■ **TEXT EXCERPT**:
Curved LCD to Outsell OLED TV At Least 7 to 1 in 2014

Regular readers may have noticed there’s a bit of a trend towards making TVs on the curvy side these days, what with brands like Samsung, LG and even China’s Skyworth eagerly showing off the merits of their gorgeous curved OLED tellies at every opportunity they get. Well now, that trend has been confirmed.


Curved televisions are officially making a comeback, and not just with OLED – for the vast majority of consumers who buy them will still be staring at a good old LCD screen.

That prediction comes from TV industry analysts NPD DisplaySearch, whose latest Quarterly TV Design and Features Report finds that the trend towards curvy screens is no longer limited to the flashiest of flash TVs. Curved televisions are set to be everywhere in the next few years, with shipments likely to reach 800,000 units by the end of this year, before rocketing to 6 million units by the end of 2017.

This sudden trend for curvier screens comes in response to miserable TV sales over the last few years, with NPD DisplaySearch noting that global TV revenues have slumped dramatically since peaking in 2011. As such, curvy screens are just the latest gimmick by TV makers to try and boost sales, along with the more obvious hi-tech OLED and 4K Ultra HD TV designs that are unfortunately, way too expensive for most of us.

Curved TVs first hit the headlines last year, when LG and Samsung both announced curvy OLEDs, claiming that the design served to improve viewing angles and make the content appear less blurry at the edges of the screen. Those claims are debatable, but that hasn’t stopped TV makers from pursuing this latest gimmick. At CES 2014 back in January, we saw dozens more curved TVs unveiled, by Samsung, LG and a raft of Chinese telly makers, including a bunch of regular LCD models for the first time.

■ **ACTIVITY A**: In the curved TV article, how many curved television shipments are expected by the end of 2017?
■ **ACTIVITY B**: Pick up the curved TV article after its last sentence and write the next paragraph.

■ **THE DATA**:
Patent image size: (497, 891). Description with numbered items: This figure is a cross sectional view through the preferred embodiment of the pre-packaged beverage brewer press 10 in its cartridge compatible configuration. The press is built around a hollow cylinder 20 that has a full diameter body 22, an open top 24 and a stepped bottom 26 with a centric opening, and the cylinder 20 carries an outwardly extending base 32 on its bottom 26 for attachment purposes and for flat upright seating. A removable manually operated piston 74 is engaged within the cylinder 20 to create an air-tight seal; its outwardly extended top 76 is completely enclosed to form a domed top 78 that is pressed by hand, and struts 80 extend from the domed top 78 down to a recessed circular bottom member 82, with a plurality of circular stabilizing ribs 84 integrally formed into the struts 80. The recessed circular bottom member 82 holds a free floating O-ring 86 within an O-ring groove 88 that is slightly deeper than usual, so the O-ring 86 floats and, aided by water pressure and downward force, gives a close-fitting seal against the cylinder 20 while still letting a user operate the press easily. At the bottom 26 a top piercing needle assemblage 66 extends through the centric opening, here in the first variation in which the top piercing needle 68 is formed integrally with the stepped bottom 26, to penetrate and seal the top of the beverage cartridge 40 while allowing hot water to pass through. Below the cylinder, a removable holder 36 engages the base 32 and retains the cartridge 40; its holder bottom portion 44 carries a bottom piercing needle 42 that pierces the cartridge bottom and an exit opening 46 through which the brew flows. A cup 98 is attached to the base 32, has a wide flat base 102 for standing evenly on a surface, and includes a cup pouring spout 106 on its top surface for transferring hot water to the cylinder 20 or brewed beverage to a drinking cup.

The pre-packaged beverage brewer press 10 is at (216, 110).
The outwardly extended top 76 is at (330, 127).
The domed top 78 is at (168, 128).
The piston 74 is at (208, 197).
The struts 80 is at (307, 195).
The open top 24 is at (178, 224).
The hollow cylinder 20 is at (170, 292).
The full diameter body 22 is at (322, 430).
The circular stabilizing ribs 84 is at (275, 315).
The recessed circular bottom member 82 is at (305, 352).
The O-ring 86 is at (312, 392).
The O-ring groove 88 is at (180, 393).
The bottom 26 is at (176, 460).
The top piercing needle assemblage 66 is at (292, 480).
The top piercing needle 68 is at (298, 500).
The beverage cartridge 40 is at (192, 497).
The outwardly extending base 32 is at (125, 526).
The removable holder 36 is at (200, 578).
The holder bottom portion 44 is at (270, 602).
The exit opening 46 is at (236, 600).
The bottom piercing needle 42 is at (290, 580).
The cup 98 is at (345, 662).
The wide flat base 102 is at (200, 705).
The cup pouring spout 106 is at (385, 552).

■ **TASK RESPONSE A**: 6 million units.

■ **TASK RESPONSE B**:
With this sudden explosion of interest in curved screens it’s inevitable that LCDs will soon outsell OLEDs sporting the same design, as NPD DisplaySearch’s estimates reveal. According to the market research firm, they’re expecting around 700,000 curved LCDs to ship by the end of this year, compared to a maximum of just 100,000 OLEDs – which means at least seven times more LCDs than OLEDs.

However, the trend towards curved displays isn’t one that’s likely to last, according to Paul Gray, NPD DisplaySearch’s European TV research director, who noted:

“The novelty of curved screens is expected to wear off with time, leading to shipments peaking and then tailing off.”

“Brands are not staking their futures only in curved screens or any other single feature, but are instead exploring a whole mix of features to attract television buyers.”

One of the reasons curved OLED sales will trail those of LCD models is that manufacturers are still having massive problems making the damn things. NPD DisplaySearch’s report notes that companies like LG and Samsung “still face significant manufacturing problems,” which means we’re unlikely to see a million-plus OLED shipments until 2016 at the earliest.